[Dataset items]
= = = = =
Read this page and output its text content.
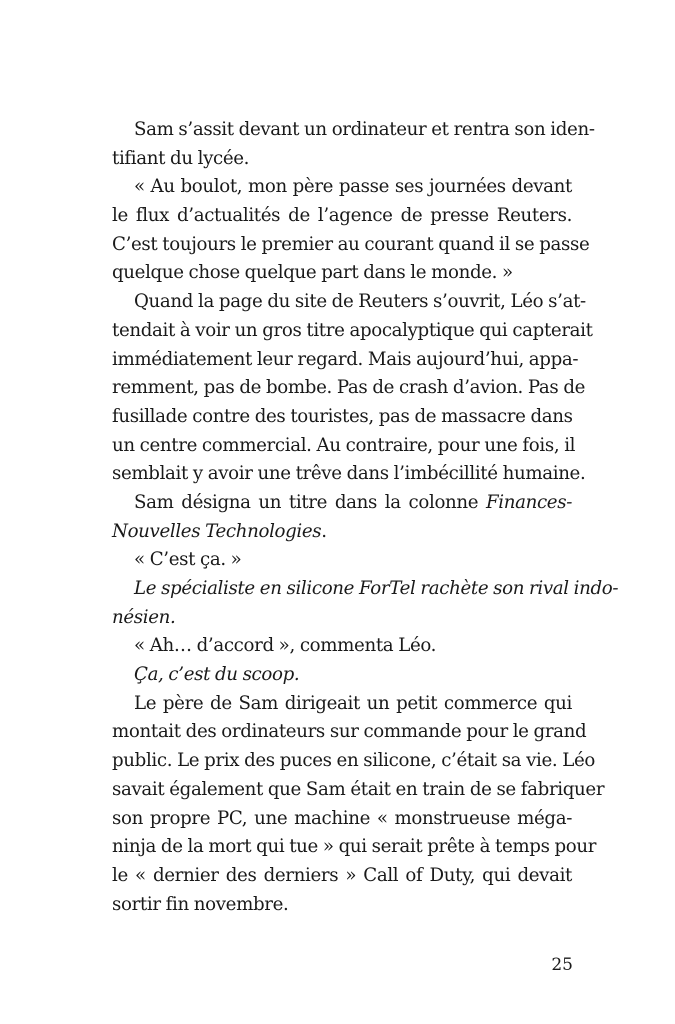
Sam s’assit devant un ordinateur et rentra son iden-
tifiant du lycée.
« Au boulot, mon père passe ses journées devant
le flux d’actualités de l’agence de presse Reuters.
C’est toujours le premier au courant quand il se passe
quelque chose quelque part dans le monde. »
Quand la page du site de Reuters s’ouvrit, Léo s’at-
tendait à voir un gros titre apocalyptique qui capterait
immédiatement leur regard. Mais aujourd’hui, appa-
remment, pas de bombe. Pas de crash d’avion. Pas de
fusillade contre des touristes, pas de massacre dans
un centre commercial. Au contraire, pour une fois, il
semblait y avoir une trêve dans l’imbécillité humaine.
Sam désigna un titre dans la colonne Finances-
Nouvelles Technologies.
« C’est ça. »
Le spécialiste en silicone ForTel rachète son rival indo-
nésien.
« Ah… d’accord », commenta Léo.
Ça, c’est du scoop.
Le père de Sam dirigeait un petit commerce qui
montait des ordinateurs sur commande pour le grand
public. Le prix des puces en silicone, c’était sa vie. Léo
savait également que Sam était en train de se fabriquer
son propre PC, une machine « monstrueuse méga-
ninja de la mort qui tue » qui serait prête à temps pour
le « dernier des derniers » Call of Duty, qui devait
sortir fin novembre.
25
= = = = =
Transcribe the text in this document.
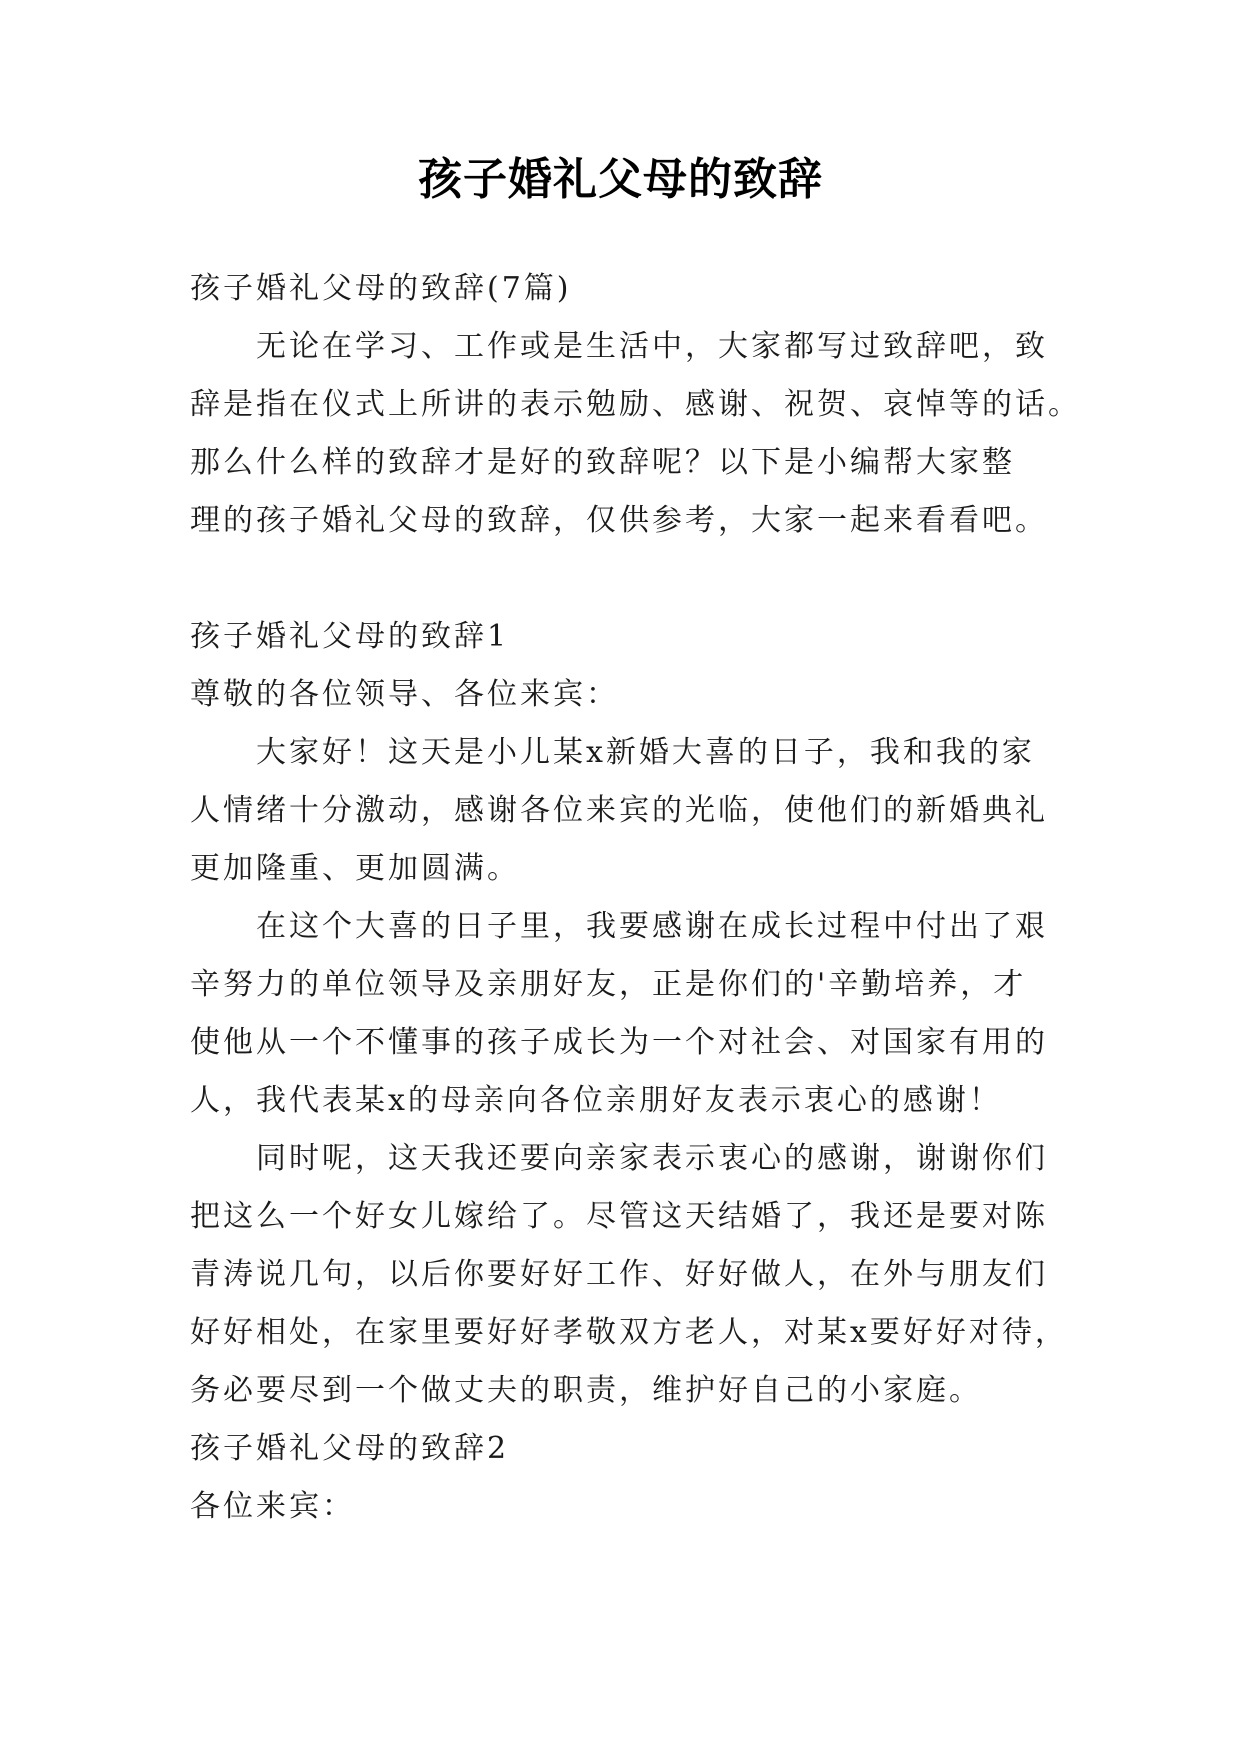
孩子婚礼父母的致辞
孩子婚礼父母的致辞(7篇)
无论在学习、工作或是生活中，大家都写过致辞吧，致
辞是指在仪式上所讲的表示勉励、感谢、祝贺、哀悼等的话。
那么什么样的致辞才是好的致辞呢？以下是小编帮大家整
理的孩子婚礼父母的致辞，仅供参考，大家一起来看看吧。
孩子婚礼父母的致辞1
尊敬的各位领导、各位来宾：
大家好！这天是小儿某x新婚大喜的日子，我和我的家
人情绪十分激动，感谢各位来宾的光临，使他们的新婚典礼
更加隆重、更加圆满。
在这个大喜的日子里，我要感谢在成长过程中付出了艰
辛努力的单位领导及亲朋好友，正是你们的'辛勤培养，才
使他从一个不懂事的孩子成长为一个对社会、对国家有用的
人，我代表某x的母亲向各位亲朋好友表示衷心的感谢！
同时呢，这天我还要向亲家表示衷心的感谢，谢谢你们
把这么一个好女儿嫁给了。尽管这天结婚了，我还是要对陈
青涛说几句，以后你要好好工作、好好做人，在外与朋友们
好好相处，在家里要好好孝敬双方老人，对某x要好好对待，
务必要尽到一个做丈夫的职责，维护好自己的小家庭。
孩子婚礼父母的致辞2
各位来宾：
= = = = =
> [Written exercise] Show every line where the string "page" appears.

> [Output for this exercise]
Read this page and output its text content.
Quand la page du site de Reuters s’ouvrit, Léo s’at-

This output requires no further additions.